TASK TO CARRY OUT
Please list all lines of the material below in which the string "Medical" occurs.

----

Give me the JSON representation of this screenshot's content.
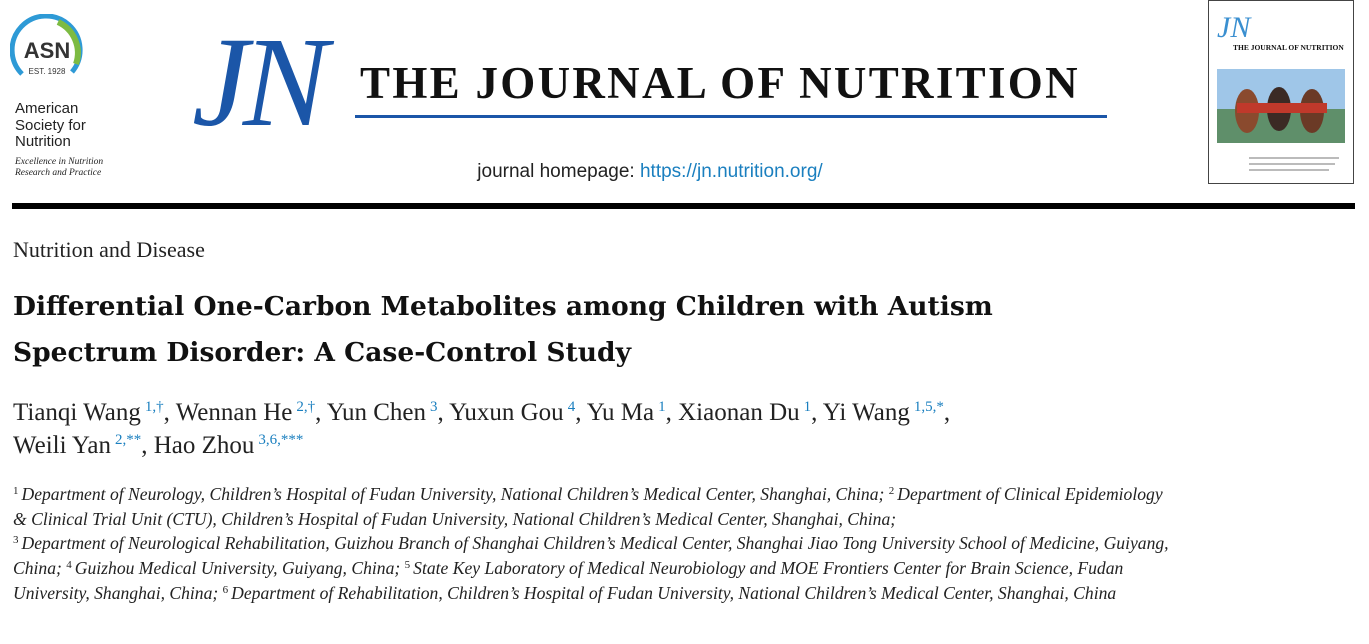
{
  "header": {
    "society_logo": "ASN",
    "society_est": "EST. 1928",
    "society_name": "American Society for Nutrition",
    "society_tagline": "Excellence in Nutrition Research and Practice",
    "journal_abbrev": "JN",
    "journal_title": "THE JOURNAL OF NUTRITION",
    "homepage_label": "journal homepage:",
    "homepage_url": "https://jn.nutrition.org/",
    "cover_abbrev": "JN",
    "cover_title": "THE JOURNAL OF NUTRITION"
  },
  "article": {
    "section": "Nutrition and Disease",
    "title": "Differential One-Carbon Metabolites among Children with Autism Spectrum Disorder: A Case-Control Study",
    "separator": ",",
    "authors": [
      {
        "name": "Tianqi Wang",
        "affil": "1,†"
      },
      {
        "name": "Wennan He",
        "affil": "2,†"
      },
      {
        "name": "Yun Chen",
        "affil": "3"
      },
      {
        "name": "Yuxun Gou",
        "affil": "4"
      },
      {
        "name": "Yu Ma",
        "affil": "1"
      },
      {
        "name": "Xiaonan Du",
        "affil": "1"
      },
      {
        "name": "Yi Wang",
        "affil": "1,5,*"
      },
      {
        "name": "Weili Yan",
        "affil": "2,**"
      },
      {
        "name": "Hao Zhou",
        "affil": "3,6,***"
      }
    ],
    "affiliations": [
      {
        "num": "1",
        "text": "Department of Neurology, Children’s Hospital of Fudan University, National Children’s Medical Center, Shanghai, China;"
      },
      {
        "num": "2",
        "text": "Department of Clinical Epidemiology & Clinical Trial Unit (CTU), Children’s Hospital of Fudan University, National Children’s Medical Center, Shanghai, China;"
      },
      {
        "num": "3",
        "text": "Department of Neurological Rehabilitation, Guizhou Branch of Shanghai Children’s Medical Center, Shanghai Jiao Tong University School of Medicine, Guiyang, China;"
      },
      {
        "num": "4",
        "text": "Guizhou Medical University, Guiyang, China;"
      },
      {
        "num": "5",
        "text": "State Key Laboratory of Medical Neurobiology and MOE Frontiers Center for Brain Science, Fudan University, Shanghai, China;"
      },
      {
        "num": "6",
        "text": "Department of Rehabilitation, Children’s Hospital of Fudan University, National Children’s Medical Center, Shanghai, China"
      }
    ]
  }
}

----

THE ANSWER
        "text": "Department of Neurology, Children’s Hospital of Fudan University, National Children’s Medical Center, Shanghai, China;"
        "text": "Department of Clinical Epidemiology & Clinical Trial Unit (CTU), Children’s Hospital of Fudan University, National Children’s Medical Center, Shanghai, China;"
        "text": "Department of Neurological Rehabilitation, Guizhou Branch of Shanghai Children’s Medical Center, Shanghai Jiao Tong University School of Medicine, Guiyang, China;"
        "text": "Guizhou Medical University, Guiyang, China;"
        "text": "State Key Laboratory of Medical Neurobiology and MOE Frontiers Center for Brain Science, Fudan University, Shanghai, China;"
        "text": "Department of Rehabilitation, Children’s Hospital of Fudan University, National Children’s Medical Center, Shanghai, China"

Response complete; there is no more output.